Required work -
Using the data below, copy each line that includes the word "background".
## BEGIN
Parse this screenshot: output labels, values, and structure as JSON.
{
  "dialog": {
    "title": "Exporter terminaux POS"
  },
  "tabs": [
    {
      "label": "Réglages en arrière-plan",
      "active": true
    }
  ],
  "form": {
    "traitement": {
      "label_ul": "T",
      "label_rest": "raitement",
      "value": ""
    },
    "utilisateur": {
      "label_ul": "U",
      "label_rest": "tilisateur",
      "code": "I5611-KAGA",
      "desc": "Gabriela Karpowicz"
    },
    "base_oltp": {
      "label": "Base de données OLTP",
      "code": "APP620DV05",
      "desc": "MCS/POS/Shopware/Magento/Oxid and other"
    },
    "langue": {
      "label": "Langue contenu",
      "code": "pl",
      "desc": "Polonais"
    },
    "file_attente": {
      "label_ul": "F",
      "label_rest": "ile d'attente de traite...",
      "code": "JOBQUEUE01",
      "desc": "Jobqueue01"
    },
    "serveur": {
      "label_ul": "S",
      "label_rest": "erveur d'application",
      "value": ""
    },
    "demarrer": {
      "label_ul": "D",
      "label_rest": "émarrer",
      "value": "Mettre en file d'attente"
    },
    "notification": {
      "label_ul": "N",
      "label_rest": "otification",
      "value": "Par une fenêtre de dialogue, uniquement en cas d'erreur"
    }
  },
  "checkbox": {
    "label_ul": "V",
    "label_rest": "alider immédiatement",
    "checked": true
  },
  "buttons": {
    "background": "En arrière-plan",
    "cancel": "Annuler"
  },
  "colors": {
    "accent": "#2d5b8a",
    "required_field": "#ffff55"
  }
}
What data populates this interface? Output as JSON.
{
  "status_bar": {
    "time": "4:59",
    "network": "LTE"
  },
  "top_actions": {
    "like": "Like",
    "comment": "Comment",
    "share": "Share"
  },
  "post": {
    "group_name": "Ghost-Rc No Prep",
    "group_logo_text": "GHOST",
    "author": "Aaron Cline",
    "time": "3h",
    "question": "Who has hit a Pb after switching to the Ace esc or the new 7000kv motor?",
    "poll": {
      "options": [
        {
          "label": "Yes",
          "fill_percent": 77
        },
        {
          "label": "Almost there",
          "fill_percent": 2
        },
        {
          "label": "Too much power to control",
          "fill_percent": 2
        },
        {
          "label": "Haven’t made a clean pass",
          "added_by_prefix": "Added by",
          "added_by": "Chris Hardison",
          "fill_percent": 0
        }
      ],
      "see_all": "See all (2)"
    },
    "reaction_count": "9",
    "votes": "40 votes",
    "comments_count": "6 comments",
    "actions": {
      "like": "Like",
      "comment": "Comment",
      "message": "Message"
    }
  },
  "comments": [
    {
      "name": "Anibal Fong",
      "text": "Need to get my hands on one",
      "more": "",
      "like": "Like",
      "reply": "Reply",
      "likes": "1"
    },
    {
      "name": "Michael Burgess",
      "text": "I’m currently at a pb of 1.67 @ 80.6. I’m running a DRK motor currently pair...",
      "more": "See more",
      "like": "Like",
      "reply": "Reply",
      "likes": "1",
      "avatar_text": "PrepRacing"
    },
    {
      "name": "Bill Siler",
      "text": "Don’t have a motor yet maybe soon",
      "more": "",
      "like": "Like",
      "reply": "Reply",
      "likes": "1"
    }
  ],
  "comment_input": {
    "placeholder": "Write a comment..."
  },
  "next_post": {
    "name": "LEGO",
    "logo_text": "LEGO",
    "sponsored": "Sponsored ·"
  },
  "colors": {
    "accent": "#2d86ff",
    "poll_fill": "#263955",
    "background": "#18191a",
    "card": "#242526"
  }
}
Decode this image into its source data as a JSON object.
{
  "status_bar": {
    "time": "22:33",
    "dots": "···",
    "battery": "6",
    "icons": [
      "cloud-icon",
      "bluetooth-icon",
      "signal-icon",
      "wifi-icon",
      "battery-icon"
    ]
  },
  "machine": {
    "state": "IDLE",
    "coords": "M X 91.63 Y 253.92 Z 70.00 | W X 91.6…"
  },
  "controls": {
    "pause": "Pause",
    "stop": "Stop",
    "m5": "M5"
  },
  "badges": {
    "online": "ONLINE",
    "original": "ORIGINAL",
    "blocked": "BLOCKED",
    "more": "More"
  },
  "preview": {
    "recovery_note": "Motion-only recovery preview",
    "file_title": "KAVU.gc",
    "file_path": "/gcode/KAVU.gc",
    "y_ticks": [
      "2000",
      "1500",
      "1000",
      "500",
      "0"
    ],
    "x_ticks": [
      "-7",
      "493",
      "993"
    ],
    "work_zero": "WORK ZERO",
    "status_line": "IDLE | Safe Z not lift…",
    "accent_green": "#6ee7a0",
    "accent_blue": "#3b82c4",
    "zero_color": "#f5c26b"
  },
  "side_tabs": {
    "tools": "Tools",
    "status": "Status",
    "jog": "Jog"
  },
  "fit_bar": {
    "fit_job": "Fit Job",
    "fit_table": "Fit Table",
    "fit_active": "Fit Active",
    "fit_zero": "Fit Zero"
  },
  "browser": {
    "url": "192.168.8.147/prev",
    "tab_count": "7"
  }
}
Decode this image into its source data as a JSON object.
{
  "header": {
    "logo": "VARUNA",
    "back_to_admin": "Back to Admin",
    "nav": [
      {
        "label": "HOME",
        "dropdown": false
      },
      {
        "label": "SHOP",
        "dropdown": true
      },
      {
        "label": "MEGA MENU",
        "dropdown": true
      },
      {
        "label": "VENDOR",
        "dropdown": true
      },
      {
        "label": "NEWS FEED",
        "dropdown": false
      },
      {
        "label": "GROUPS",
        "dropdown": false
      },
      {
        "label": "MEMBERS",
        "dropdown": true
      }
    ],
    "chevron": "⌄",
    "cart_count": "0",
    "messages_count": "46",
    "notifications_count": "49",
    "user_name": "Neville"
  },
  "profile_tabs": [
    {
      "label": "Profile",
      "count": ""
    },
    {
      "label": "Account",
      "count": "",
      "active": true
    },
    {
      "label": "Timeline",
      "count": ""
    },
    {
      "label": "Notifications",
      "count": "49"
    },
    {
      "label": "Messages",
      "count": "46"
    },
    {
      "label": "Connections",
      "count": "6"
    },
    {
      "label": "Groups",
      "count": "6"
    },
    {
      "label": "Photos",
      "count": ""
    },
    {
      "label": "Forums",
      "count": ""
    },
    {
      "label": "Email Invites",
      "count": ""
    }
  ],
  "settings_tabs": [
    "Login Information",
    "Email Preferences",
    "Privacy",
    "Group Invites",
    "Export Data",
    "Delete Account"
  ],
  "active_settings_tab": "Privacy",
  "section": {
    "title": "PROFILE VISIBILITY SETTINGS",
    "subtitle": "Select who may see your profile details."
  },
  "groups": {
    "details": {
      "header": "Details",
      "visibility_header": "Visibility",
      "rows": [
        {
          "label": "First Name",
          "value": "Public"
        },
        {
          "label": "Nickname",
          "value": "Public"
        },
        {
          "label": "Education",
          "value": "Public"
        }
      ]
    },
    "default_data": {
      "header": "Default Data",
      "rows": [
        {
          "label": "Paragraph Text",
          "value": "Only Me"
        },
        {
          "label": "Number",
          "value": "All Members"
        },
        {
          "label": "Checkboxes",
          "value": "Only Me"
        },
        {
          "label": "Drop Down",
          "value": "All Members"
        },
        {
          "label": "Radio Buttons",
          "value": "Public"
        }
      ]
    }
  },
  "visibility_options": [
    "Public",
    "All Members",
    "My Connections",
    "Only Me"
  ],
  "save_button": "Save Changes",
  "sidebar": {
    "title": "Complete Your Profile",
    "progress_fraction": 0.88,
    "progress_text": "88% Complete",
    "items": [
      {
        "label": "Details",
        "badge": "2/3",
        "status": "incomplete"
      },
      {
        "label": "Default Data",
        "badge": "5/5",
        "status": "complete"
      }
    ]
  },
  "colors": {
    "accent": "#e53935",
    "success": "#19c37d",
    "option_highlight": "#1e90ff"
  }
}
## END
Output -
    "background": "En arrière-plan",
    "background": "#18191a",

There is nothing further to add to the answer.